Task inputs
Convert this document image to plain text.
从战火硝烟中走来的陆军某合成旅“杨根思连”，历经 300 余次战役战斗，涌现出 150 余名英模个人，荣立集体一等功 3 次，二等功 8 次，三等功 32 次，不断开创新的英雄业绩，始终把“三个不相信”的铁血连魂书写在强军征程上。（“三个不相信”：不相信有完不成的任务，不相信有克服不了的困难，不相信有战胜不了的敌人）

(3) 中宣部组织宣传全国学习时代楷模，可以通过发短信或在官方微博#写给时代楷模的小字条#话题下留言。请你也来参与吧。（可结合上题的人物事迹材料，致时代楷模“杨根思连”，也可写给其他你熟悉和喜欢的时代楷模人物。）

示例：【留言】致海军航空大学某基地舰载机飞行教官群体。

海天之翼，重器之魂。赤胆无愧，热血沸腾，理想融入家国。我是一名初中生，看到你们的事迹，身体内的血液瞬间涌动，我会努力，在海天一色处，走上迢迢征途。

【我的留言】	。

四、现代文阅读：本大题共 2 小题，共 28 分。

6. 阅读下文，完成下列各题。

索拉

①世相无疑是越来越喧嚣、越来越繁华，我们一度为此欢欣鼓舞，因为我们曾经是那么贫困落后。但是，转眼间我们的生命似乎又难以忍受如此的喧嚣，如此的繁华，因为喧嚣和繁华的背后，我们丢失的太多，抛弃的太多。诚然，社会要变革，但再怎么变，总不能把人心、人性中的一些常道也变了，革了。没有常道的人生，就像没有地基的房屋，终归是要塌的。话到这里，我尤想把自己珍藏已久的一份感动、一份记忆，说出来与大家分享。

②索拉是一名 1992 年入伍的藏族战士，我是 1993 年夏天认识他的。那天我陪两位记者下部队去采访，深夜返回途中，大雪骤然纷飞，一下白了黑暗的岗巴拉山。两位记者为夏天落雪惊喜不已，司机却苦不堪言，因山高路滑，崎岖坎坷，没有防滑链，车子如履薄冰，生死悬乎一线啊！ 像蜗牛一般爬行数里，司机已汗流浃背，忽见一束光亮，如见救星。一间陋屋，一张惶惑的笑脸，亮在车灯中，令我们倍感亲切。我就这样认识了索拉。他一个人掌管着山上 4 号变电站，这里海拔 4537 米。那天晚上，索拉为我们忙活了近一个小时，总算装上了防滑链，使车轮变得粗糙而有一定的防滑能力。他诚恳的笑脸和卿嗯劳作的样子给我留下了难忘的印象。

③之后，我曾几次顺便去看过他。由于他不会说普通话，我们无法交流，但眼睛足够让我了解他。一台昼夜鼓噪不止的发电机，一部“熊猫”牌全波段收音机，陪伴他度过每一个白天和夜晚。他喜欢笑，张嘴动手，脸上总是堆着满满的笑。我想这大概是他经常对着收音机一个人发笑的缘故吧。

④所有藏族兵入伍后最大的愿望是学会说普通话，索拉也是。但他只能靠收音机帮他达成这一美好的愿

Problem requirements
Your task is to transcribe the material exactly.

Task result
Convert this document image to plain text.
从战火硝烟中走来的陆军某合成旅“杨根思连”，历经 300 余次战役战斗，涌现出 150 余名英模个人，荣立集体一等功 3 次，二等功 8 次，三等功 32 次，不断开创新的英雄业绩，始终把“三个不相信”的铁血连魂书写在强军征程上。（“三个不相信”：不相信有完不成的任务，不相信有克服不了的困难，不相信有战胜不了的敌人）

(3) 中宣部组织宣传全国学习时代楷模，可以通过发短信或在官方微博#写给时代楷模的小字条#话题下留言。请你也来参与吧。（可结合上题的人物事迹材料，致时代楷模“杨根思连”，也可写给其他你熟悉和喜欢的时代楷模人物。）

示例：【留言】致海军航空大学某基地舰载机飞行教官群体。

海天之翼，重器之魂。赤胆无愧，热血沸腾，理想融入家国。我是一名初中生，看到你们的事迹，身体内的血液瞬间涌动，我会努力，在海天一色处，走上迢迢征途。

【我的留言】	。

四、现代文阅读：本大题共 2 小题，共 28 分。

6. 阅读下文，完成下列各题。

索拉

①世相无疑是越来越喧嚣、越来越繁华，我们一度为此欢欣鼓舞，因为我们曾经是那么贫困落后。但是，转眼间我们的生命似乎又难以忍受如此的喧嚣，如此的繁华，因为喧嚣和繁华的背后，我们丢失的太多，抛弃的太多。诚然，社会要变革，但再怎么变，总不能把人心、人性中的一些常道也变了，革了。没有常道的人生，就像没有地基的房屋，终归是要塌的。话到这里，我尤想把自己珍藏已久的一份感动、一份记忆，说出来与大家分享。

②索拉是一名 1992 年入伍的藏族战士，我是 1993 年夏天认识他的。那天我陪两位记者下部队去采访，深夜返回途中，大雪骤然纷飞，一下白了黑暗的岗巴拉山。两位记者为夏天落雪惊喜不已，司机却苦不堪言，因山高路滑，崎岖坎坷，没有防滑链，车子如履薄冰，生死悬乎一线啊！ 像蜗牛一般爬行数里，司机已汗流浃背，忽见一束光亮，如见救星。一间陋屋，一张惶惑的笑脸，亮在车灯中，令我们倍感亲切。我就这样认识了索拉。他一个人掌管着山上 4 号变电站，这里海拔 4537 米。那天晚上，索拉为我们忙活了近一个小时，总算装上了防滑链，使车轮变得粗糙而有一定的防滑能力。他诚恳的笑脸和卿嗯劳作的样子给我留下了难忘的印象。

③之后，我曾几次顺便去看过他。由于他不会说普通话，我们无法交流，但眼睛足够让我了解他。一台昼夜鼓噪不止的发电机，一部“熊猫”牌全波段收音机，陪伴他度过每一个白天和夜晚。他喜欢笑，张嘴动手，脸上总是堆着满满的笑。我想这大概是他经常对着收音机一个人发笑的缘故吧。

④所有藏族兵入伍后最大的愿望是学会说普通话，索拉也是。但他只能靠收音机帮他达成这一美好的愿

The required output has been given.